— Objective —
Transcribe each record exactly. Include every one.

Stored data:
★ ★ ★

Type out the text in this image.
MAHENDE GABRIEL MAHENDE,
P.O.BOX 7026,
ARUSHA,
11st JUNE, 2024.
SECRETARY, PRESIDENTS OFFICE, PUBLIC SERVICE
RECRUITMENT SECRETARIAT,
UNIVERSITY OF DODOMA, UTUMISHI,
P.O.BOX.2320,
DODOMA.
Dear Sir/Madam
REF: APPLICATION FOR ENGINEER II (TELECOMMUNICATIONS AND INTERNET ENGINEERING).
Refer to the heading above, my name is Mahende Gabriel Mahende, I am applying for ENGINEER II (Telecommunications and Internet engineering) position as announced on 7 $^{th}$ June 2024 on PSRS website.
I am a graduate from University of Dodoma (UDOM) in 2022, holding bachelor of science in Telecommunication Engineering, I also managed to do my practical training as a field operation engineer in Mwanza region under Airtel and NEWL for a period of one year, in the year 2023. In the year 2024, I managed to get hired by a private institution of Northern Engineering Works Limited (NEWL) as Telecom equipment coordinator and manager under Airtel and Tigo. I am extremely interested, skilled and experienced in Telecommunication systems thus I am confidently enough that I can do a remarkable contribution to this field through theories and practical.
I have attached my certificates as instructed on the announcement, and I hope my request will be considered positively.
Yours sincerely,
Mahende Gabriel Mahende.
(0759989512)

★ ★ ★

— Right answer —
Type out the text in this image.
MAHENDE GABRIEL MAHENDE,
P.O.BOX 7026,
ARUSHA,
11st JUNE, 2024.
SECRETARY, PRESIDENTS OFFICE, PUBLIC SERVICE
RECRUITMENT SECRETARIAT,
UNIVERSITY OF DODOMA, UTUMISHI,
P.O.BOX.2320,
DODOMA.
Dear Sir/Madam
REF: APPLICATION FOR ENGINEER II (TELECOMMUNICATIONS AND INTERNET ENGINEERING).
Refer to the heading above, my name is Mahende Gabriel Mahende, I am applying for ENGINEER II (Telecommunications and Internet engineering) position as announced on 7 $^{th}$ June 2024 on PSRS website.
I am a graduate from University of Dodoma (UDOM) in 2022, holding bachelor of science in Telecommunication Engineering, I also managed to do my practical training as a field operation engineer in Mwanza region under Airtel and NEWL for a period of one year, in the year 2023. In the year 2024, I managed to get hired by a private institution of Northern Engineering Works Limited (NEWL) as Telecom equipment coordinator and manager under Airtel and Tigo. I am extremely interested, skilled and experienced in Telecommunication systems thus I am confidently enough that I can do a remarkable contribution to this field through theories and practical.
I have attached my certificates as instructed on the announcement, and I hope my request will be considered positively.
Yours sincerely,
Mahende Gabriel Mahende.
(0759989512)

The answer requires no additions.